--- begin DATA ---
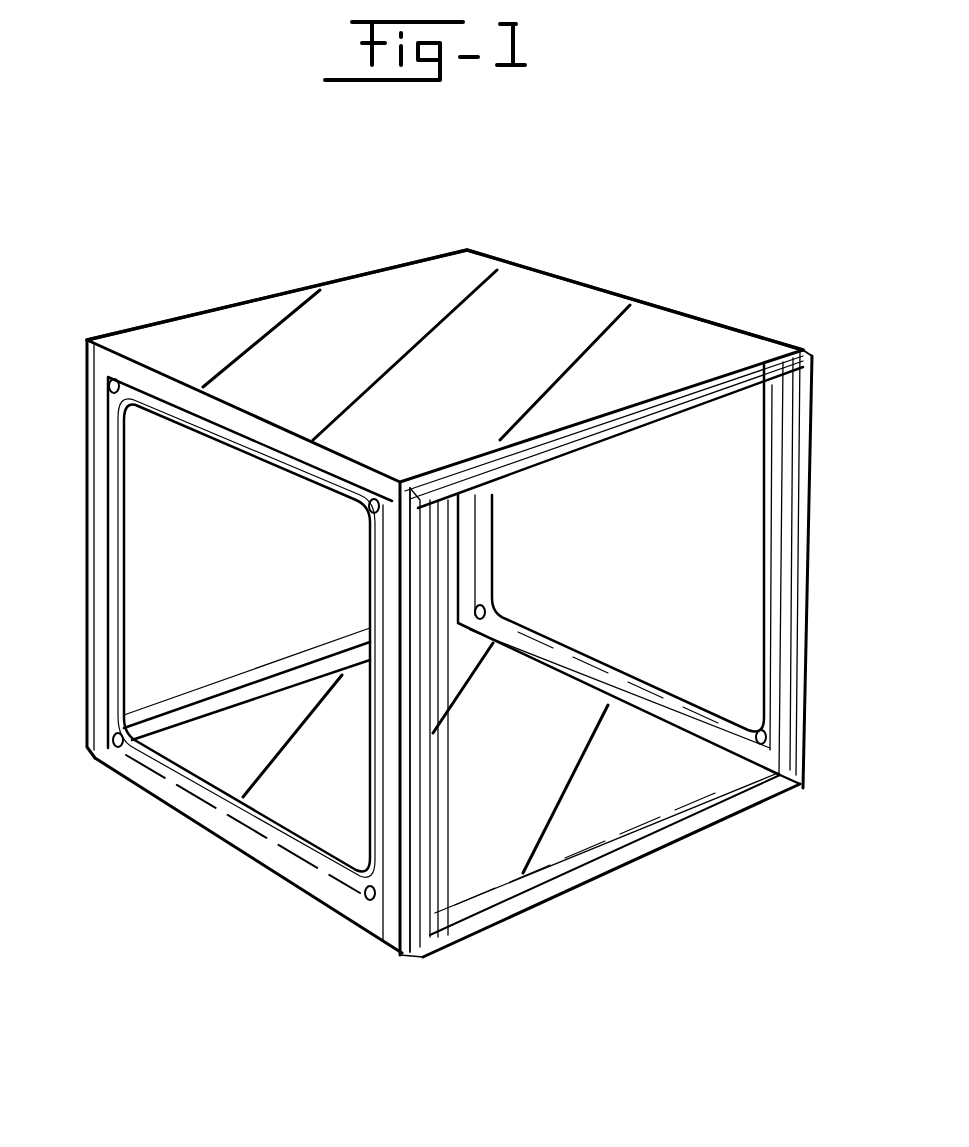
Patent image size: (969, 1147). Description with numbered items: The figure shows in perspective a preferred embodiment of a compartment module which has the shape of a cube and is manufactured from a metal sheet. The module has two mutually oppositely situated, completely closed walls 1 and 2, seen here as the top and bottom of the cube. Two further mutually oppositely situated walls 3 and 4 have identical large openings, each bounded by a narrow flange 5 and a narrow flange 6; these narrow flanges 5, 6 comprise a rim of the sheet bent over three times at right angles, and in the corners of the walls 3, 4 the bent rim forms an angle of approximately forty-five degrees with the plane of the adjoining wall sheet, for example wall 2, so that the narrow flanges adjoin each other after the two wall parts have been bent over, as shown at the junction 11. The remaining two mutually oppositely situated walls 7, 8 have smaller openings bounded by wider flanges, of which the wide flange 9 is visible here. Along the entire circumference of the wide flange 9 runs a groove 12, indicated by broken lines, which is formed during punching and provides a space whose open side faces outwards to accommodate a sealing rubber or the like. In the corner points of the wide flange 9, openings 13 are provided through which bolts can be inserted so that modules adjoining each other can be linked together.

The completely closed wall 1 is at (739, 340).
The completely closed wall 2 is at (702, 772).
The wall having large opening 3 is at (233, 690).
The wall having large opening 4 is at (556, 876).
The narrow flange 5 is at (294, 288).
The narrow flange 6 is at (811, 570).
The wall having smaller opening 7 is at (195, 818).
The wall having smaller opening 8 is at (592, 668).
The wide flange 9 is at (282, 848).
The junction of narrow flanges 11 is at (425, 954).
The groove 12 is at (484, 556).
The opening 13 is at (362, 902).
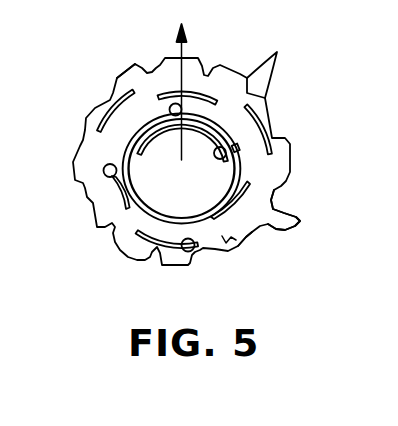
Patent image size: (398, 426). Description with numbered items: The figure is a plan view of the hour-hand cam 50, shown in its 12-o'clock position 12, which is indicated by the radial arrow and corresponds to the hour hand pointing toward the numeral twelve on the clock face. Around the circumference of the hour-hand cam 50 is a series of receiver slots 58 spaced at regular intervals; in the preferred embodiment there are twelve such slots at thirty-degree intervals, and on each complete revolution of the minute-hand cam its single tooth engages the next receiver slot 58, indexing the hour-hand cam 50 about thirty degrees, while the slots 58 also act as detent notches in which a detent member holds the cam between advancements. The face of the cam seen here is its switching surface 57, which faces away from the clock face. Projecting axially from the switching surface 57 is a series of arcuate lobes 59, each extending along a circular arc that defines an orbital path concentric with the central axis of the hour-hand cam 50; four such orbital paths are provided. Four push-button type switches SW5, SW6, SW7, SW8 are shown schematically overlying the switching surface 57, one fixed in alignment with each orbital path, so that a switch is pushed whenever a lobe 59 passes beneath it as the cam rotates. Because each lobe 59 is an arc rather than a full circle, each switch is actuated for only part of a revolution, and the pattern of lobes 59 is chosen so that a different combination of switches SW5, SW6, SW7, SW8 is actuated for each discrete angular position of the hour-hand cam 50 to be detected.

The 12-o'clock position 12 is at (183, 81).
The hour-hand cam 50 is at (72, 162).
The switching surface 57 is at (249, 238).
The receiver slots 58 is at (300, 221).
The arcuate lobes 59 is at (104, 104).
The switch SW5 is at (237, 148).
The switch SW6 is at (168, 102).
The switch SW7 is at (102, 177).
The switch SW8 is at (195, 254).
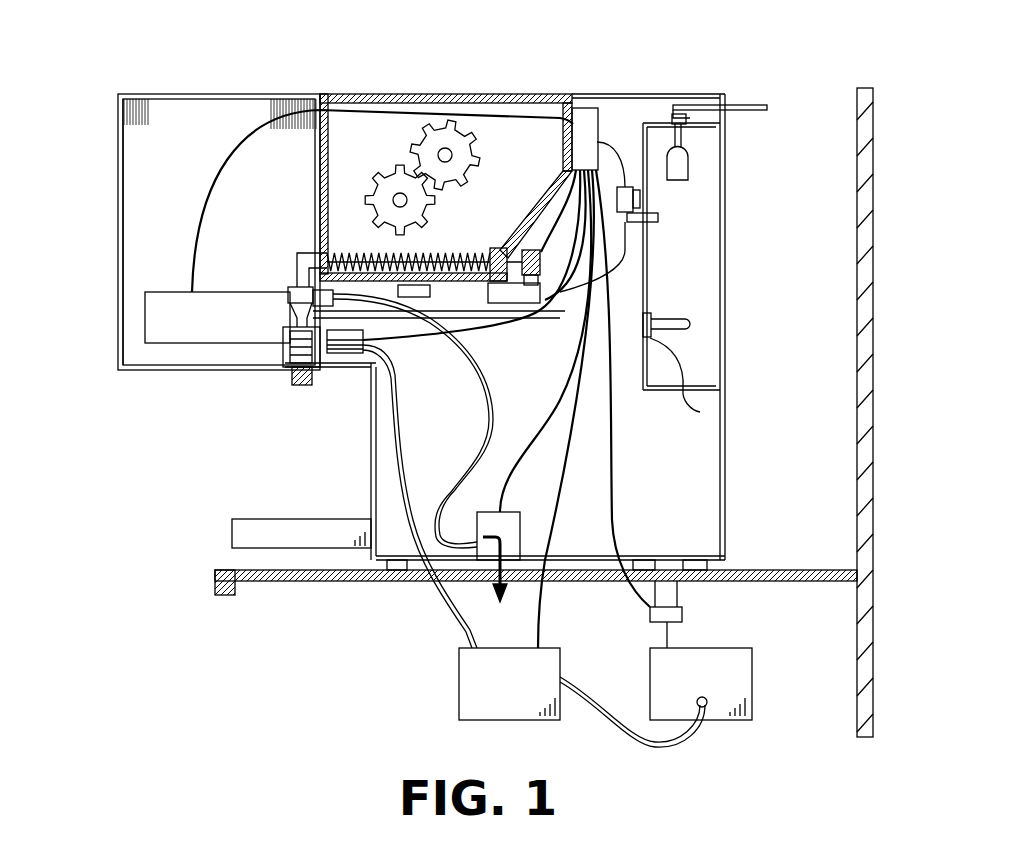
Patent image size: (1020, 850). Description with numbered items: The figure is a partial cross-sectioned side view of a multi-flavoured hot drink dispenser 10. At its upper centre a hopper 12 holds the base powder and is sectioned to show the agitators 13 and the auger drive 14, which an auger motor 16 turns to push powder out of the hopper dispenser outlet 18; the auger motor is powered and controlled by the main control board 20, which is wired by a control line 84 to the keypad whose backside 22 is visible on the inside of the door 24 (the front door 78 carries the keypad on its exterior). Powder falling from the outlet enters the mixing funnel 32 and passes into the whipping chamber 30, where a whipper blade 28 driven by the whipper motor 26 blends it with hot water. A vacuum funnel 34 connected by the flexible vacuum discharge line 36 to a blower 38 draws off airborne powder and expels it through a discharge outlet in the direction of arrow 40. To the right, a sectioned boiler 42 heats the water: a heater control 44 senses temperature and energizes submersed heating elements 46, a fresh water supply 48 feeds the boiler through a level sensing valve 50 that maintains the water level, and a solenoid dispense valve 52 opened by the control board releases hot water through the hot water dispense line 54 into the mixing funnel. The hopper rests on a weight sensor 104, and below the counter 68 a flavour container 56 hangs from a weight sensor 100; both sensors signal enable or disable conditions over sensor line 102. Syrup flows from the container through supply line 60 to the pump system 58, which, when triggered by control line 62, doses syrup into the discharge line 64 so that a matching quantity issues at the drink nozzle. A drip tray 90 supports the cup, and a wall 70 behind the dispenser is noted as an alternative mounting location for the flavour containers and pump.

The multi-flavoured hot drink dispenser 10 is at (736, 462).
The hopper 12 is at (388, 133).
The agitators 13 is at (433, 213).
The auger drive 14 is at (350, 250).
The auger motor 16 is at (540, 292).
The hopper dispenser outlet 18 is at (296, 252).
The main control board 20 is at (597, 124).
The keypad backside 22 is at (152, 312).
The door 24 is at (158, 88).
The whipper motor 26 is at (340, 346).
The whipper blade 28 is at (293, 333).
The whipping chamber 30 is at (272, 366).
The mixing funnel 32 is at (295, 312).
The vacuum funnel 34 is at (288, 298).
The vacuum discharge line 36 is at (487, 437).
The blower 38 is at (513, 546).
The arrow 40 is at (510, 603).
The boiler 42 is at (725, 282).
The heater control 44 is at (700, 412).
The heating elements 46 is at (690, 323).
The fresh water supply 48 is at (742, 105).
The level sensing valve 50 is at (684, 162).
The dispense valve 52 is at (640, 197).
The hot water dispense line 54 is at (628, 255).
The flavour container 56 is at (752, 695).
The pump system 58 is at (459, 705).
The supply line 60 is at (655, 740).
The control line 62 is at (598, 482).
The discharge line 64 is at (468, 600).
The counter 68 is at (213, 575).
The wall 70 is at (880, 200).
The front door 78 is at (117, 190).
The control line 84 is at (240, 150).
The drip tray 90 is at (232, 533).
The weight sensor 100 is at (682, 612).
The sensor line 102 is at (517, 303).
The weight sensor 104 is at (413, 297).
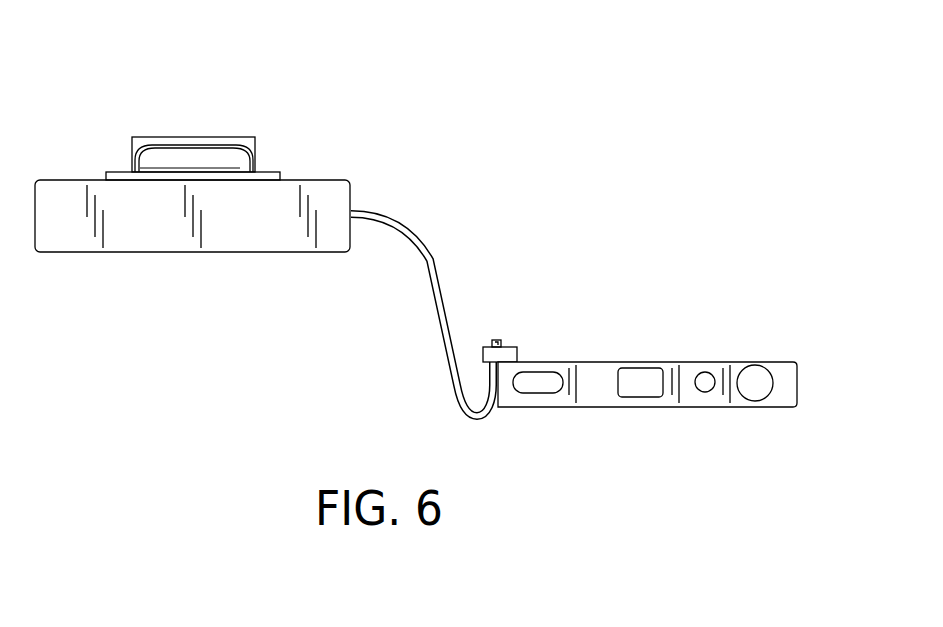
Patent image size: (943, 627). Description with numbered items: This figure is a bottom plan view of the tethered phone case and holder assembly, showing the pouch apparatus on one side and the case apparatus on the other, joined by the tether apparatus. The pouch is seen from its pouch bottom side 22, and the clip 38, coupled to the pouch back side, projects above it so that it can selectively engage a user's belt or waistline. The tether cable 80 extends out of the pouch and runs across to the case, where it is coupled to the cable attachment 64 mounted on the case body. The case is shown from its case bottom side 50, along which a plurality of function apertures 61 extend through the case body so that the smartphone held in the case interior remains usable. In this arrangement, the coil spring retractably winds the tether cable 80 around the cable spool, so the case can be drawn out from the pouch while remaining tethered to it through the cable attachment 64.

The pouch bottom side 22 is at (237, 230).
The clip 38 is at (192, 157).
The tether cable 80 is at (426, 263).
The cable attachment 64 is at (503, 356).
The case bottom side 50 is at (590, 378).
The function apertures 61 is at (757, 392).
--- end DATA ---
Output the stretch from the start of the records through the line containing "The opening 13 is at (362, 902)." as a two-column CSV with the columns description and locations. Give one row per record, put its text and its answer each in a single quoted field with line breaks turned into spaces, and leave the pictures out.

description,locations
"Patent image size: (969, 1147). Description with numbered items: The figure shows in perspective a preferred embodiment of a compartment module which has the shape of a cube and is manufactured from a metal sheet. The module has two mutually oppositely situated, completely closed walls 1 and 2, seen here as the top and bottom of the cube. Two further mutually oppositely situated walls 3 and 4 have identical large openings, each bounded by a narrow flange 5 and a narrow flange 6; these narrow flanges 5, 6 comprise a rim of the sheet bent over three times at right angles, and in the corners of the walls 3, 4 the bent rim forms an angle of approximately forty-five degrees with the plane of the adjoining wall sheet, for example wall 2, so that the narrow flanges adjoin each other after the two wall parts have been bent over, as shown at the junction 11. The remaining two mutually oppositely situated walls 7, 8 have smaller openings bounded by wider flanges, of which the wide flange 9 is visible here. Along the entire circumference of the wide flange 9 runs a groove 12, indicated by broken lines, which is formed during punching and provides a space whose open side faces outwards to accommodate a sealing rubber or the like. In the corner points of the wide flange 9, openings 13 are provided through which bolts can be inserted so that modules adjoining each other can be linked together.","The completely closed wall 1 is at (739, 340). The completely closed wall 2 is at (702, 772). The wall having large opening 3 is at (233, 690). The wall having large opening 4 is at (556, 876). The narrow flange 5 is at (294, 288). The narrow flange 6 is at (811, 570). The wall having smaller opening 7 is at (195, 818). The wall having smaller opening 8 is at (592, 668). The wide flange 9 is at (282, 848). The junction of narrow flanges 11 is at (425, 954). The groove 12 is at (484, 556). The opening 13 is at (362, 902)."